— START OF Records —
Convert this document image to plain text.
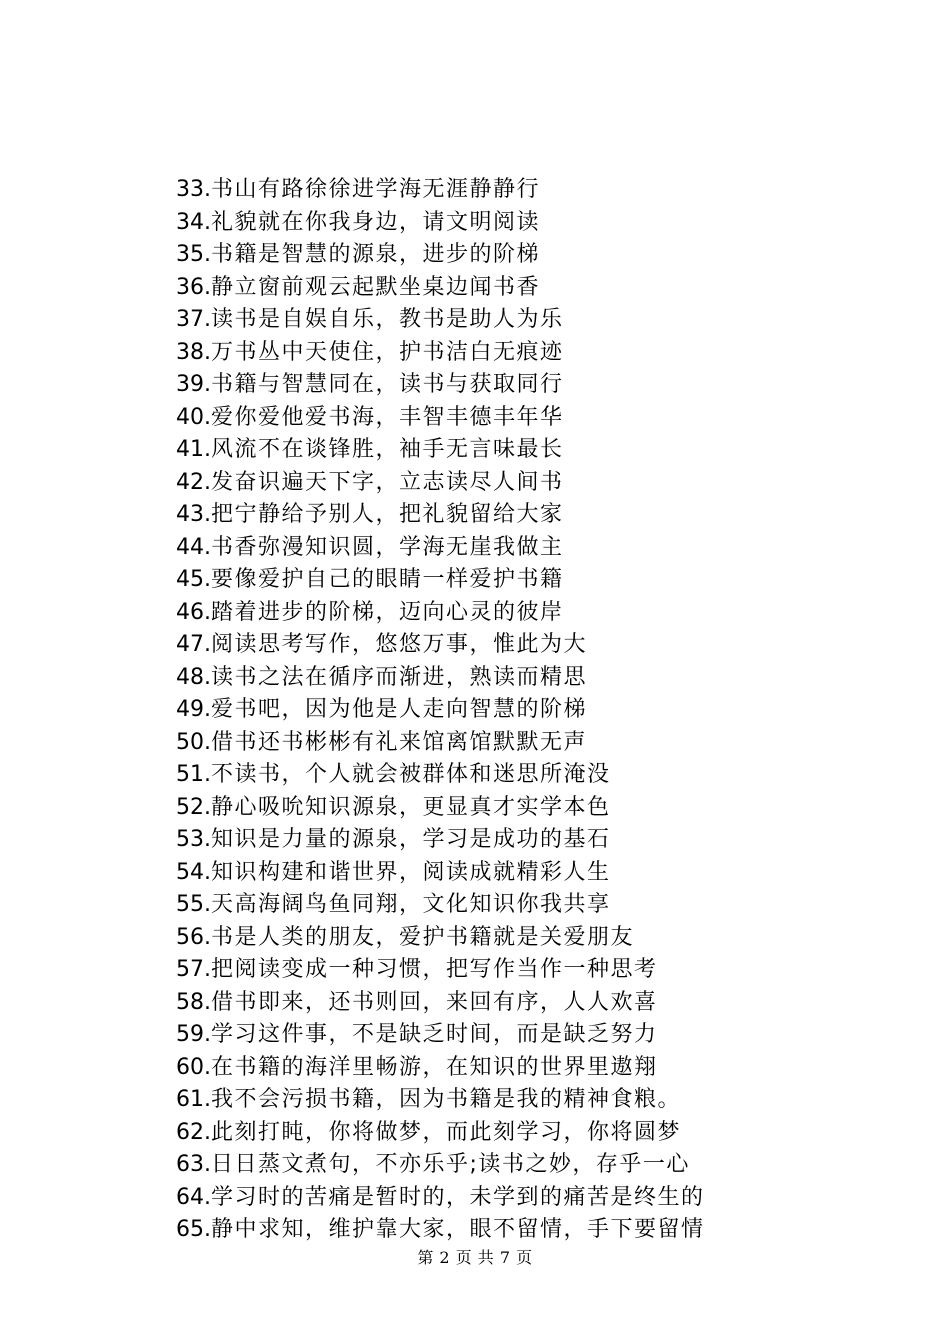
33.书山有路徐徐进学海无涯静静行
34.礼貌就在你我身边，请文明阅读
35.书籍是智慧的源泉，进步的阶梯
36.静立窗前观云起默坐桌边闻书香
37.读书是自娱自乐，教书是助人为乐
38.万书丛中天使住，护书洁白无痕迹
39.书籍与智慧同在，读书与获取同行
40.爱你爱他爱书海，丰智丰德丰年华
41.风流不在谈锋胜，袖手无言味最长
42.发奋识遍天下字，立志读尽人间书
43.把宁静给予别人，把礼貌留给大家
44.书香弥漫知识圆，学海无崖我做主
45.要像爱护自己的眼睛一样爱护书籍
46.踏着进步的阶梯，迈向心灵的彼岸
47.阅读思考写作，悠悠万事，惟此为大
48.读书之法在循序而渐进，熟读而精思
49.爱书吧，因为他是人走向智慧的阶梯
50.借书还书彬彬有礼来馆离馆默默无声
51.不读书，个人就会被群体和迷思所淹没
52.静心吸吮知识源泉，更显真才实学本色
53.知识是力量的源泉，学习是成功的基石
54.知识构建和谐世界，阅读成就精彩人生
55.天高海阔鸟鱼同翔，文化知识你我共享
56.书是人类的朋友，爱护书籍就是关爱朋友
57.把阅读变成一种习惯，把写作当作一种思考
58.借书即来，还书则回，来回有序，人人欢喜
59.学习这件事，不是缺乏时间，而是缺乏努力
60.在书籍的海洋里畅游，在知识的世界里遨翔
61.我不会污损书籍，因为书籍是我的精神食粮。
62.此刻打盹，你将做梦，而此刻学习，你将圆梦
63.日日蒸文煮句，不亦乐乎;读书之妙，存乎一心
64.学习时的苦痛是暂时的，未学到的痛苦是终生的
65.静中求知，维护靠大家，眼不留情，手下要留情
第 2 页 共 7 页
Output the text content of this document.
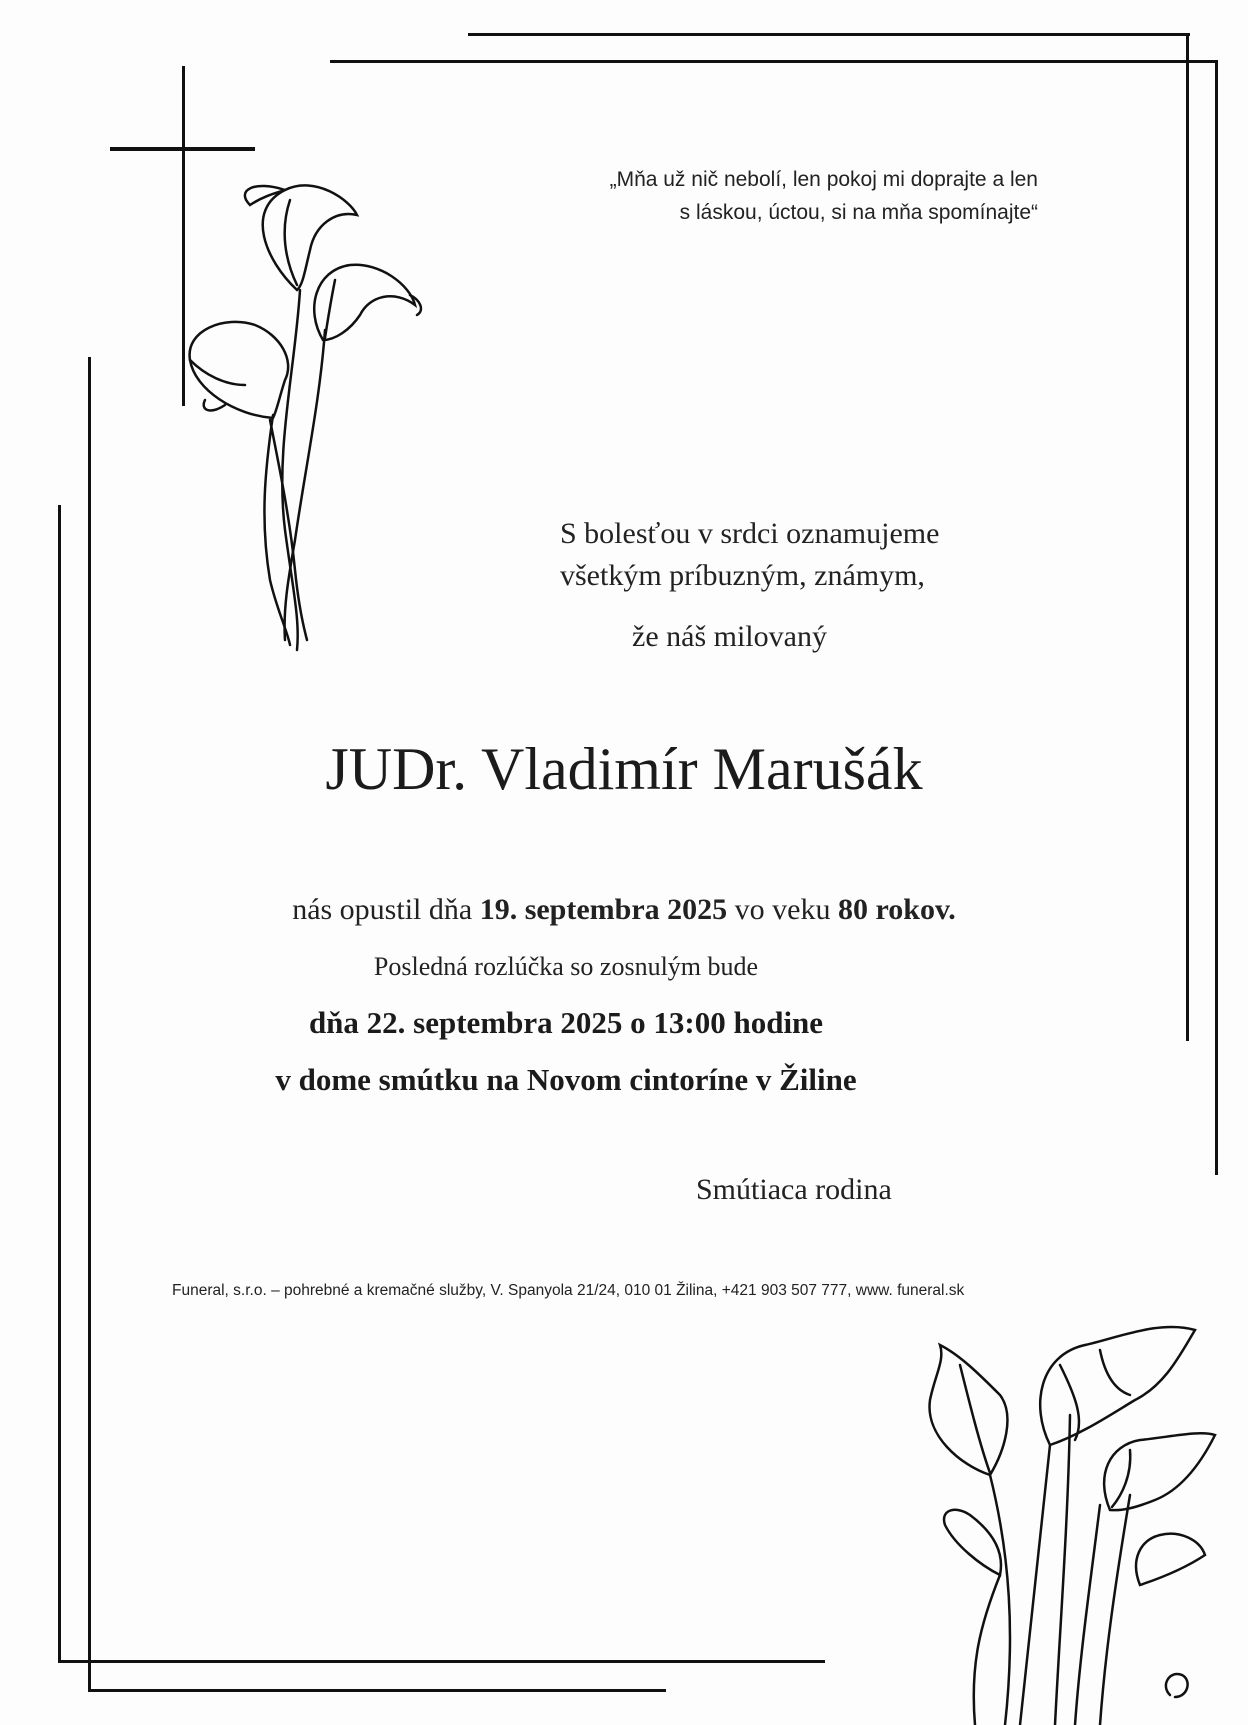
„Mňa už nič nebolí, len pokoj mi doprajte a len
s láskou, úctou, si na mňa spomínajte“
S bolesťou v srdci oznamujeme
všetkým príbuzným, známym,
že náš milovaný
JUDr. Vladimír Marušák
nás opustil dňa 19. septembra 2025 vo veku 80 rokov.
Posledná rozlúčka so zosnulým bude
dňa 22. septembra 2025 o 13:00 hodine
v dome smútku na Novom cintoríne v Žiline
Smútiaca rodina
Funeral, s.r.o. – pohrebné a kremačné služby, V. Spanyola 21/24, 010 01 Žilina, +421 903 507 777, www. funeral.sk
— END OF Records —
» **Goal**
Pictures do not go in the copy. Write out exactly the lines from the line containing "Output the text content of this document." through the last line of the listing.

» **Worked solution**
Output the text content of this document.
„Mňa už nič nebolí, len pokoj mi doprajte a len
s láskou, úctou, si na mňa spomínajte“
S bolesťou v srdci oznamujeme
všetkým príbuzným, známym,
že náš milovaný
JUDr. Vladimír Marušák
nás opustil dňa 19. septembra 2025 vo veku 80 rokov.
Posledná rozlúčka so zosnulým bude
dňa 22. septembra 2025 o 13:00 hodine
v dome smútku na Novom cintoríne v Žiline
Smútiaca rodina
Funeral, s.r.o. – pohrebné a kremačné služby, V. Spanyola 21/24, 010 01 Žilina, +421 903 507 777, www. funeral.sk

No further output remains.